= Instructions to follow =
Copy the records below word for word, from the first line through the line that contains "poem-line: All God’s", including that line.

= Provided data =
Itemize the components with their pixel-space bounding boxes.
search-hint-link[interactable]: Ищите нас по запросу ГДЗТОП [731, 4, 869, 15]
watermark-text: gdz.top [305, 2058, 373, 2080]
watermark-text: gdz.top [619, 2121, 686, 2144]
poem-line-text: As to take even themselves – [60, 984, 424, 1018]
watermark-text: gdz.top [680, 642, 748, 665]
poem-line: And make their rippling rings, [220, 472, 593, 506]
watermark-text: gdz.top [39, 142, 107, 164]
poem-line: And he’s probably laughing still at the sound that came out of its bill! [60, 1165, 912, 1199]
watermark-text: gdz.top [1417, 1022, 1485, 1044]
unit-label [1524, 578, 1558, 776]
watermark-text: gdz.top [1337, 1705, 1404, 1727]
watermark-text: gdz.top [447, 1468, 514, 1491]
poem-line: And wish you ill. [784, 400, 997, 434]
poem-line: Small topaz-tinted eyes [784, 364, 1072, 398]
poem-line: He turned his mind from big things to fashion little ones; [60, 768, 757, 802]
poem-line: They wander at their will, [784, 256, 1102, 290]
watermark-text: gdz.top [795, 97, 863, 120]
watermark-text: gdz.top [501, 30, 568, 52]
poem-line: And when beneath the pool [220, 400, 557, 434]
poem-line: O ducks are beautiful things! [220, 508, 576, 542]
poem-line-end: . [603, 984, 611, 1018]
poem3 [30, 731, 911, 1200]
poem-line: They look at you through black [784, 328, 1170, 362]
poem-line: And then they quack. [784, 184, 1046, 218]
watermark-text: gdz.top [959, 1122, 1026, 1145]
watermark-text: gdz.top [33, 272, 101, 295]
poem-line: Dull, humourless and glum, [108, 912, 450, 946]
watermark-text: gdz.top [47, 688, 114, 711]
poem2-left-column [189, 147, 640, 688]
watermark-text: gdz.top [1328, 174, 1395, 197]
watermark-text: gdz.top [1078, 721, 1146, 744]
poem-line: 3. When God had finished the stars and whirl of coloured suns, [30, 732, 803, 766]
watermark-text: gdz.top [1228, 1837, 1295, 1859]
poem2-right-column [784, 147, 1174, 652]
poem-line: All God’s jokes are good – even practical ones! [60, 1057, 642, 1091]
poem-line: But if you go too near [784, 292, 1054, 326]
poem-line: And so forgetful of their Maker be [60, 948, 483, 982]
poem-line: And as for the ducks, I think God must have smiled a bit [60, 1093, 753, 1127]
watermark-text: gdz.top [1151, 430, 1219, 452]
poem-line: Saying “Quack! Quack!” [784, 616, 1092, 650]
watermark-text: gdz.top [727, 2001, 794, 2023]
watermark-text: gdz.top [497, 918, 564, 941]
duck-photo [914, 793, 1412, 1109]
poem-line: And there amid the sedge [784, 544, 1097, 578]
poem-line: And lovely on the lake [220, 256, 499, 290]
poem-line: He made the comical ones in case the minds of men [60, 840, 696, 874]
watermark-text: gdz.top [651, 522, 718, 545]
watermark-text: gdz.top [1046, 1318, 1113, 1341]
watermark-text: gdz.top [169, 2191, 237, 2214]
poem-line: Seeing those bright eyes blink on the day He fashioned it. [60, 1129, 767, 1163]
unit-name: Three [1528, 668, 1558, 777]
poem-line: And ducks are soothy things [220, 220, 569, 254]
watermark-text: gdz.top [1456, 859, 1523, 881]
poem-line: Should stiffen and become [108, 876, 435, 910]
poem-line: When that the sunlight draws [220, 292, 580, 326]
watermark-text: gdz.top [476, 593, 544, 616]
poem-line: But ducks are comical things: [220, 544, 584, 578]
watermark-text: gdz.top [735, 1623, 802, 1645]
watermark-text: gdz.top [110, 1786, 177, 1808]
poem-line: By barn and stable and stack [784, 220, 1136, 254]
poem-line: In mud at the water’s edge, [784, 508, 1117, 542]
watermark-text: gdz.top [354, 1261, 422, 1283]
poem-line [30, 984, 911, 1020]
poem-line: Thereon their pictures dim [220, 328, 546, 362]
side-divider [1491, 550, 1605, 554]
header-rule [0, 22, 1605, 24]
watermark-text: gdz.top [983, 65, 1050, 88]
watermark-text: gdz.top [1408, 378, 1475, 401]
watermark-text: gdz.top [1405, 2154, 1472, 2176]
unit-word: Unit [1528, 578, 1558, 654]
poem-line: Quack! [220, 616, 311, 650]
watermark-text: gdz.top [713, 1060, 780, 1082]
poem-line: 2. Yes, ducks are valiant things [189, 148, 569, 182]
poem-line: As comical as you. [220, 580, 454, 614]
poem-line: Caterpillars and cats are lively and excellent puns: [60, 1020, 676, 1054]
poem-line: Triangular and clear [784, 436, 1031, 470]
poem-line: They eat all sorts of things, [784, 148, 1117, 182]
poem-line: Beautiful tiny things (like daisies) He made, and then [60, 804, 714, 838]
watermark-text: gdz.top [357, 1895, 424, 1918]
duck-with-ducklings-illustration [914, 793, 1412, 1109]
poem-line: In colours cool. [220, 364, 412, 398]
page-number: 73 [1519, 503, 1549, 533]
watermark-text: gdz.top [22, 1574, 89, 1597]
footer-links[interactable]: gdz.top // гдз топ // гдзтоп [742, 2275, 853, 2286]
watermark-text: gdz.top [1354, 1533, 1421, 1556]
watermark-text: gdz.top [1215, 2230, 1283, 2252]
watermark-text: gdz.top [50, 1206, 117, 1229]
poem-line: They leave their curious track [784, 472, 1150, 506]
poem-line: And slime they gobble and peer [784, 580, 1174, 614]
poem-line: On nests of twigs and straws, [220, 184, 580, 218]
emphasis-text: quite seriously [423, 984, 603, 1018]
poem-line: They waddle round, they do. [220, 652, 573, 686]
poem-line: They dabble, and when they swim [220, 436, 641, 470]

= Answer in full =
Itemize the components with their pixel-space bounding boxes.
search-hint-link[interactable]: Ищите нас по запросу ГДЗТОП [731, 4, 869, 15]
watermark-text: gdz.top [305, 2058, 373, 2080]
watermark-text: gdz.top [619, 2121, 686, 2144]
poem-line-text: As to take even themselves – [60, 984, 424, 1018]
watermark-text: gdz.top [680, 642, 748, 665]
poem-line: And make their rippling rings, [220, 472, 593, 506]
watermark-text: gdz.top [39, 142, 107, 164]
poem-line: And he’s probably laughing still at the sound that came out of its bill! [60, 1165, 912, 1199]
watermark-text: gdz.top [1417, 1022, 1485, 1044]
unit-label [1524, 578, 1558, 776]
watermark-text: gdz.top [1337, 1705, 1404, 1727]
watermark-text: gdz.top [447, 1468, 514, 1491]
poem-line: And wish you ill. [784, 400, 997, 434]
poem-line: Small topaz-tinted eyes [784, 364, 1072, 398]
poem-line: He turned his mind from big things to fashion little ones; [60, 768, 757, 802]
poem-line: They wander at their will, [784, 256, 1102, 290]
watermark-text: gdz.top [795, 97, 863, 120]
watermark-text: gdz.top [501, 30, 568, 52]
poem-line: And when beneath the pool [220, 400, 557, 434]
poem-line: O ducks are beautiful things! [220, 508, 576, 542]
poem-line-end: . [603, 984, 611, 1018]
poem3 [30, 731, 911, 1200]
poem-line: They look at you through black [784, 328, 1170, 362]
poem-line: And then they quack. [784, 184, 1046, 218]
watermark-text: gdz.top [959, 1122, 1026, 1145]
watermark-text: gdz.top [33, 272, 101, 295]
poem-line: Dull, humourless and glum, [108, 912, 450, 946]
watermark-text: gdz.top [47, 688, 114, 711]
poem2-left-column [189, 147, 640, 688]
watermark-text: gdz.top [1328, 174, 1395, 197]
watermark-text: gdz.top [1078, 721, 1146, 744]
poem-line: 3. When God had finished the stars and whirl of coloured suns, [30, 732, 803, 766]
watermark-text: gdz.top [1228, 1837, 1295, 1859]
poem2-right-column [784, 147, 1174, 652]
poem-line: All God’s jokes are good – even practical ones! [60, 1057, 642, 1091]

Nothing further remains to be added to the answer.